══ EXERCISE MATERIAL ══
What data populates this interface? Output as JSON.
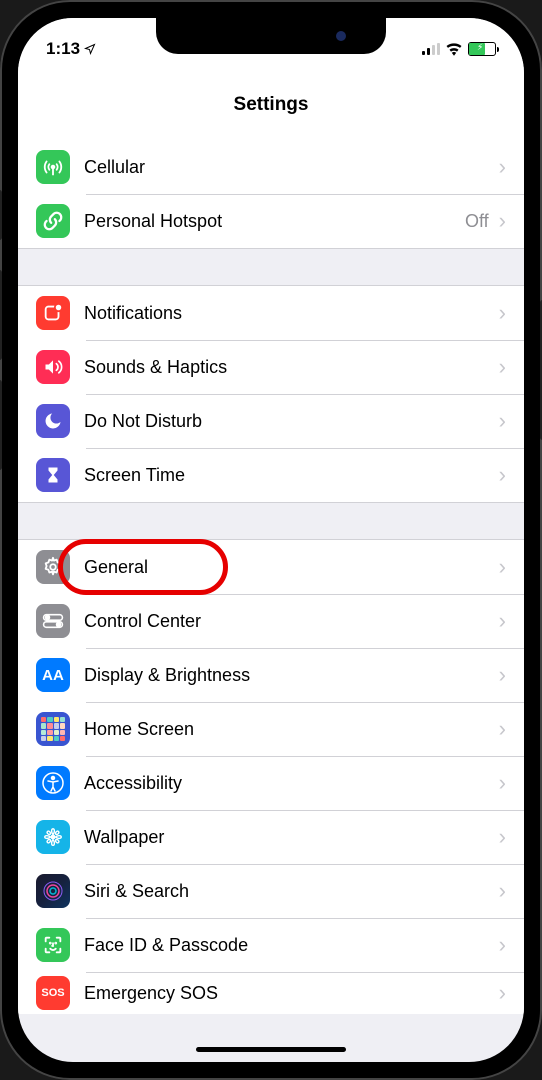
{
  "status": {
    "time": "1:13",
    "signal_active_bars": 2,
    "battery_charging": true
  },
  "header": {
    "title": "Settings"
  },
  "sections": [
    {
      "rows": [
        {
          "key": "cellular",
          "label": "Cellular",
          "icon": "antenna-icon",
          "color": "bg-green",
          "detail": ""
        },
        {
          "key": "hotspot",
          "label": "Personal Hotspot",
          "icon": "link-icon",
          "color": "bg-green",
          "detail": "Off"
        }
      ]
    },
    {
      "rows": [
        {
          "key": "notifications",
          "label": "Notifications",
          "icon": "notification-square-icon",
          "color": "bg-red",
          "detail": ""
        },
        {
          "key": "sounds",
          "label": "Sounds & Haptics",
          "icon": "speaker-icon",
          "color": "bg-redpink",
          "detail": ""
        },
        {
          "key": "dnd",
          "label": "Do Not Disturb",
          "icon": "moon-icon",
          "color": "bg-indigo",
          "detail": ""
        },
        {
          "key": "screentime",
          "label": "Screen Time",
          "icon": "hourglass-icon",
          "color": "bg-indigo",
          "detail": ""
        }
      ]
    },
    {
      "rows": [
        {
          "key": "general",
          "label": "General",
          "icon": "gear-icon",
          "color": "bg-gray",
          "detail": "",
          "highlight": true
        },
        {
          "key": "controlcenter",
          "label": "Control Center",
          "icon": "switches-icon",
          "color": "bg-gray",
          "detail": ""
        },
        {
          "key": "display",
          "label": "Display & Brightness",
          "icon": "aa-icon",
          "color": "bg-blue",
          "detail": ""
        },
        {
          "key": "homescreen",
          "label": "Home Screen",
          "icon": "apps-grid-icon",
          "color": "bg-blue",
          "detail": ""
        },
        {
          "key": "accessibility",
          "label": "Accessibility",
          "icon": "accessibility-icon",
          "color": "bg-blue",
          "detail": ""
        },
        {
          "key": "wallpaper",
          "label": "Wallpaper",
          "icon": "flower-icon",
          "color": "bg-blue",
          "detail": ""
        },
        {
          "key": "siri",
          "label": "Siri & Search",
          "icon": "siri-icon",
          "color": "bg-siri",
          "detail": ""
        },
        {
          "key": "faceid",
          "label": "Face ID & Passcode",
          "icon": "faceid-icon",
          "color": "bg-green",
          "detail": ""
        },
        {
          "key": "sos",
          "label": "Emergency SOS",
          "icon": "sos-icon",
          "color": "bg-red",
          "detail": ""
        }
      ]
    }
  ],
  "icons": {
    "aa_text": "AA",
    "sos_text": "SOS"
  }
}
═══
Transcribe every entry word for word, but omit the pictures.

**IN RESPONSE:**
What data populates this interface? Output as JSON.
{
  "status": {
    "time": "1:13",
    "signal_active_bars": 2,
    "battery_charging": true
  },
  "header": {
    "title": "Settings"
  },
  "sections": [
    {
      "rows": [
        {
          "key": "cellular",
          "label": "Cellular",
          "icon": "antenna-icon",
          "color": "bg-green",
          "detail": ""
        },
        {
          "key": "hotspot",
          "label": "Personal Hotspot",
          "icon": "link-icon",
          "color": "bg-green",
          "detail": "Off"
        }
      ]
    },
    {
      "rows": [
        {
          "key": "notifications",
          "label": "Notifications",
          "icon": "notification-square-icon",
          "color": "bg-red",
          "detail": ""
        },
        {
          "key": "sounds",
          "label": "Sounds & Haptics",
          "icon": "speaker-icon",
          "color": "bg-redpink",
          "detail": ""
        },
        {
          "key": "dnd",
          "label": "Do Not Disturb",
          "icon": "moon-icon",
          "color": "bg-indigo",
          "detail": ""
        },
        {
          "key": "screentime",
          "label": "Screen Time",
          "icon": "hourglass-icon",
          "color": "bg-indigo",
          "detail": ""
        }
      ]
    },
    {
      "rows": [
        {
          "key": "general",
          "label": "General",
          "icon": "gear-icon",
          "color": "bg-gray",
          "detail": "",
          "highlight": true
        },
        {
          "key": "controlcenter",
          "label": "Control Center",
          "icon": "switches-icon",
          "color": "bg-gray",
          "detail": ""
        },
        {
          "key": "display",
          "label": "Display & Brightness",
          "icon": "aa-icon",
          "color": "bg-blue",
          "detail": ""
        },
        {
          "key": "homescreen",
          "label": "Home Screen",
          "icon": "apps-grid-icon",
          "color": "bg-blue",
          "detail": ""
        },
        {
          "key": "accessibility",
          "label": "Accessibility",
          "icon": "accessibility-icon",
          "color": "bg-blue",
          "detail": ""
        },
        {
          "key": "wallpaper",
          "label": "Wallpaper",
          "icon": "flower-icon",
          "color": "bg-blue",
          "detail": ""
        },
        {
          "key": "siri",
          "label": "Siri & Search",
          "icon": "siri-icon",
          "color": "bg-siri",
          "detail": ""
        },
        {
          "key": "faceid",
          "label": "Face ID & Passcode",
          "icon": "faceid-icon",
          "color": "bg-green",
          "detail": ""
        },
        {
          "key": "sos",
          "label": "Emergency SOS",
          "icon": "sos-icon",
          "color": "bg-red",
          "detail": ""
        }
      ]
    }
  ],
  "icons": {
    "aa_text": "AA",
    "sos_text": "SOS"
  }
}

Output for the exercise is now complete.